[TASK BRIEF] The records should be repeated word for word, pictures excluded.

[SUPPLIED RECORDS]
※
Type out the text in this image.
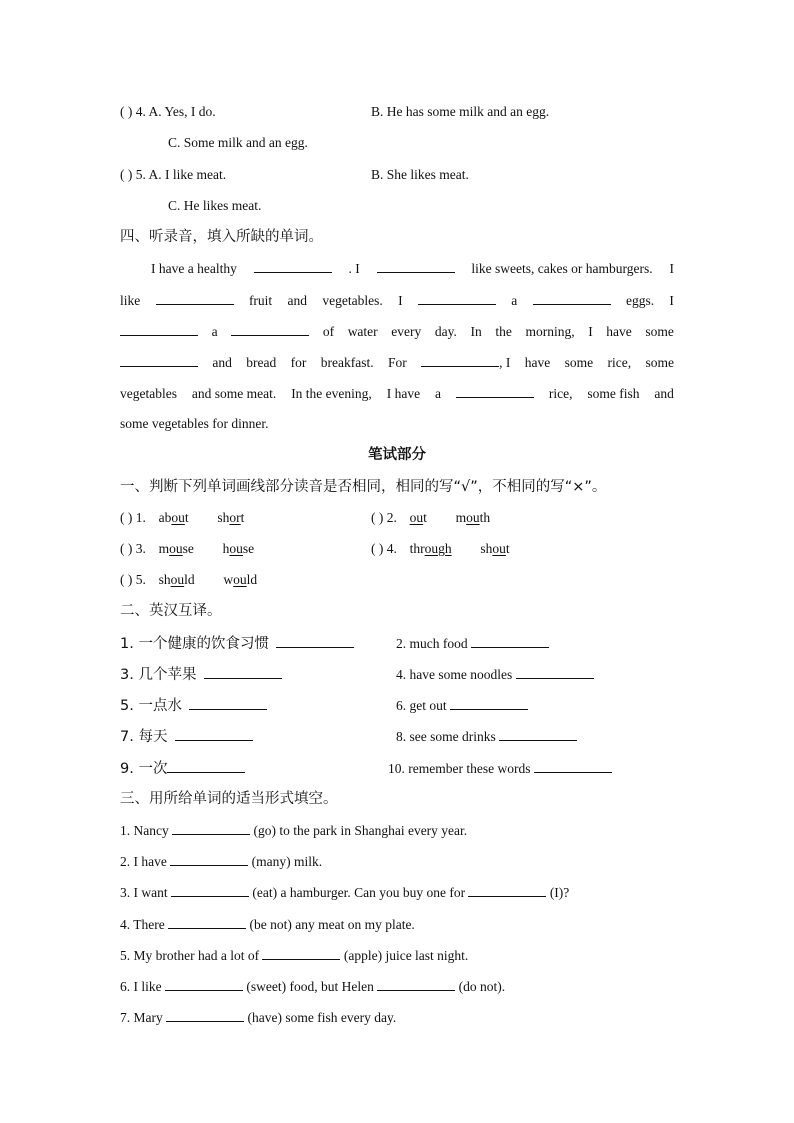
( ) 4. A. Yes, I do.	B. He has some milk and an egg.
C. Some milk and an egg.
( ) 5. A. I like meat.	B. She likes meat.
C. He likes meat.
四、听录音，填入所缺的单词。
I have a healthy	. I	like sweets, cakes or hamburgers. I
like	fruit and vegetables. I	a	eggs. I
a	of water every day. In the morning, I have some
and bread for breakfast. For	, I have some rice, some
vegetables and some meat. In the evening, I have a	rice, some fish and
some vegetables for dinner.
笔试部分
一、判断下列单词画线部分读音是否相同，相同的写“√”，不相同的写“×”。
( ) 1. about short	( ) 2. out mouth
( ) 3. mouse house	( ) 4. through shout
( ) 5. should would
二、英汉互译。
1. 一个健康的饮食习惯	2. much food
3. 几个苹果	4. have some noodles
5. 一点水	6. get out
7. 每天	8. see some drinks
9. 一次	10. remember these words
三、用所给单词的适当形式填空。
1. Nancy	(go) to the park in Shanghai every year.
2. I have	(many) milk.
3. I want	(eat) a hamburger. Can you buy one for	(I)?
4. There	(be not) any meat on my plate.
5. My brother had a lot of	(apple) juice last night.
6. I like	(sweet) food, but Helen	(do not).
7. Mary	(have) some fish every day.
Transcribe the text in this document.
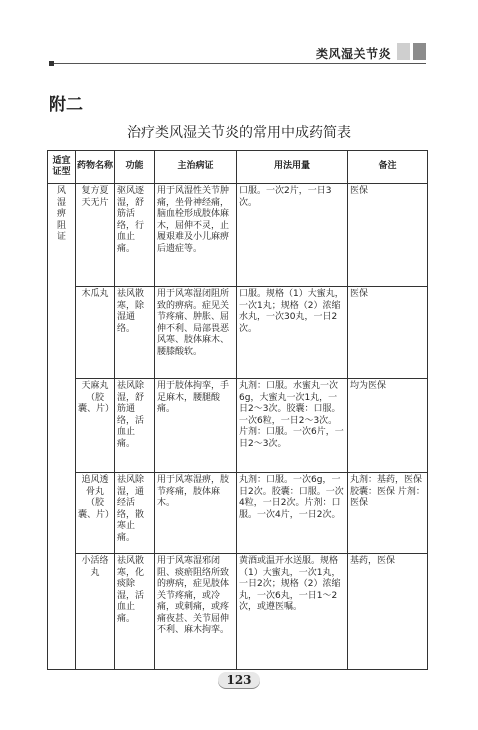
类风湿关节炎
附二
治疗类风湿关节炎的常用中成药简表
适宜证型	药物名称	功能	主治病证	用法用量	备注

风湿痹阻证	复方夏天无片	驱风逐湿，舒筋活络，行血止痛。	用于风湿性关节肿痛，坐骨神经痛，脑血栓形成肢体麻木，屈伸不灵，止履艰难及小儿麻痹后遗症等。	口服。一次2片，一日3次。	医保
	木瓜丸	祛风散寒，除湿通络。	用于风寒湿闭阻所致的痹病。症见关节疼痛、肿胀、屈伸不利、局部畏恶风寒、肢体麻木、腰膝酸软。	口服。规格（1）大蜜丸，一次1丸；规格（2）浓缩水丸，一次30丸，一日2次。	医保
	天麻丸（胶囊、片）	祛风除湿，舒筋通络，活血止痛。	用于肢体拘挛，手足麻木，腰腿酸痛。	丸剂：口服。水蜜丸一次6g，大蜜丸一次1丸，一日2～3次。胶囊：口服。一次6粒，一日2～3次。片剂：口服。一次6片，一日2～3次。	均为医保
	追风透骨丸（胶囊、片）	祛风除湿，通经活络，散寒止痛。	用于风寒湿痹，肢节疼痛，肢体麻木。	丸剂：口服。一次6g，一日2次。胶囊：口服。一次4粒，一日2次。片剂：口服。一次4片，一日2次。	丸剂：基药，医保 胶囊：医保 片剂：医保
	小活络丸	祛风散寒，化痰除湿，活血止痛。	用于风寒湿邪闭阻、痰瘀阻络所致的痹病，症见肢体关节疼痛，或冷痛，或刺痛，或疼痛夜甚、关节屈伸不利、麻木拘挛。	黄酒或温开水送服。规格（1）大蜜丸，一次1丸，一日2次；规格（2）浓缩丸，一次6丸，一日1～2次，或遵医嘱。	基药，医保
123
※
[SOLUTION]
Type out the text in this image.
( ) 4. A. Yes, I do.	B. He has some milk and an egg.
C. Some milk and an egg.
( ) 5. A. I like meat.	B. She likes meat.
C. He likes meat.
四、听录音，填入所缺的单词。
I have a healthy	. I	like sweets, cakes or hamburgers. I
like	fruit and vegetables. I	a	eggs. I
a	of water every day. In the morning, I have some
and bread for breakfast. For	, I have some rice, some
vegetables and some meat. In the evening, I have a	rice, some fish and
some vegetables for dinner.
笔试部分
一、判断下列单词画线部分读音是否相同，相同的写“√”，不相同的写“×”。
( ) 1. about short	( ) 2. out mouth
( ) 3. mouse house	( ) 4. through shout
( ) 5. should would
二、英汉互译。
1. 一个健康的饮食习惯	2. much food
3. 几个苹果	4. have some noodles
5. 一点水	6. get out
7. 每天	8. see some drinks
9. 一次	10. remember these words
三、用所给单词的适当形式填空。
1. Nancy	(go) to the park in Shanghai every year.
2. I have	(many) milk.
3. I want	(eat) a hamburger. Can you buy one for	(I)?
4. There	(be not) any meat on my plate.
5. My brother had a lot of	(apple) juice last night.
6. I like	(sweet) food, but Helen	(do not).
7. Mary	(have) some fish every day.
Transcribe the text in this document.
类风湿关节炎
附二
治疗类风湿关节炎的常用中成药简表
适宜证型	药物名称	功能	主治病证	用法用量	备注

风湿痹阻证	复方夏天无片	驱风逐湿，舒筋活络，行血止痛。	用于风湿性关节肿痛，坐骨神经痛，脑血栓形成肢体麻木，屈伸不灵，止履艰难及小儿麻痹后遗症等。	口服。一次2片，一日3次。	医保
	木瓜丸	祛风散寒，除湿通络。	用于风寒湿闭阻所致的痹病。症见关节疼痛、肿胀、屈伸不利、局部畏恶风寒、肢体麻木、腰膝酸软。	口服。规格（1）大蜜丸，一次1丸；规格（2）浓缩水丸，一次30丸，一日2次。	医保
	天麻丸（胶囊、片）	祛风除湿，舒筋通络，活血止痛。	用于肢体拘挛，手足麻木，腰腿酸痛。	丸剂：口服。水蜜丸一次6g，大蜜丸一次1丸，一日2～3次。胶囊：口服。一次6粒，一日2～3次。片剂：口服。一次6片，一日2～3次。	均为医保
	追风透骨丸（胶囊、片）	祛风除湿，通经活络，散寒止痛。	用于风寒湿痹，肢节疼痛，肢体麻木。	丸剂：口服。一次6g，一日2次。胶囊：口服。一次4粒，一日2次。片剂：口服。一次4片，一日2次。	丸剂：基药，医保 胶囊：医保 片剂：医保
	小活络丸	祛风散寒，化痰除湿，活血止痛。	用于风寒湿邪闭阻、痰瘀阻络所致的痹病，症见肢体关节疼痛，或冷痛，或刺痛，或疼痛夜甚、关节屈伸不利、麻木拘挛。	黄酒或温开水送服。规格（1）大蜜丸，一次1丸，一日2次；规格（2）浓缩丸，一次6丸，一日1～2次，或遵医嘱。	基药，医保
123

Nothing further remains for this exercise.